Short exercise: Using the material that follows, identify and copy each line with the string "wallet".

Dataset excerpts:
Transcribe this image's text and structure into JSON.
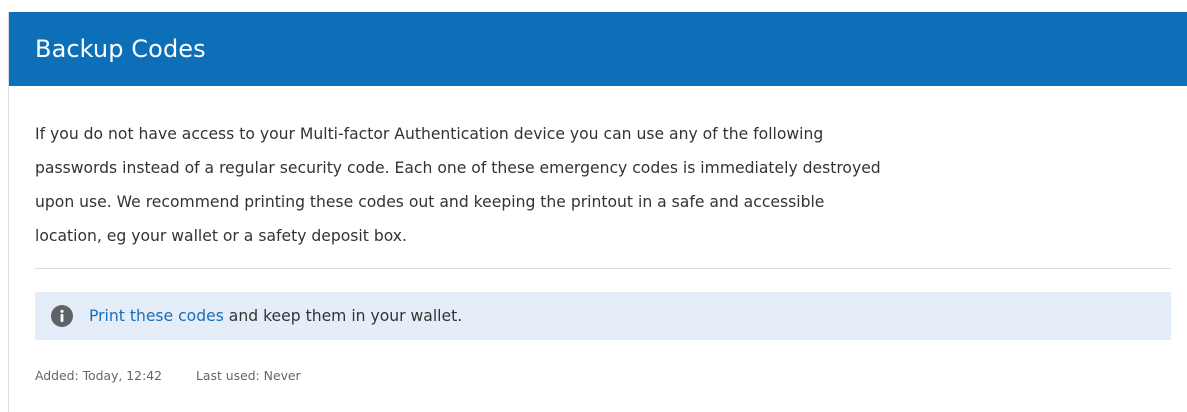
{
  "header": {
    "title": "Backup Codes"
  },
  "description": {
    "lines": [
      "If you do not have access to your Multi-factor Authentication device you can use any of the following",
      "passwords instead of a regular security code. Each one of these emergency codes is immediately destroyed",
      "upon use. We recommend printing these codes out and keeping the printout in a safe and accessible",
      "location, eg your wallet or a safety deposit box."
    ]
  },
  "notice": {
    "icon": "info-icon",
    "link_text": "Print these codes",
    "rest_text": " and keep them in your wallet.",
    "link_color": "#1a6db5",
    "background": "#e5eef8"
  },
  "meta": {
    "added": "Added: Today, 12:42",
    "last_used": "Last used: Never"
  },
  "colors": {
    "header_bg": "#0d6fb8"
  }
}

Expected answer:
      "location, eg your wallet or a safety deposit box."
    "rest_text": " and keep them in your wallet.",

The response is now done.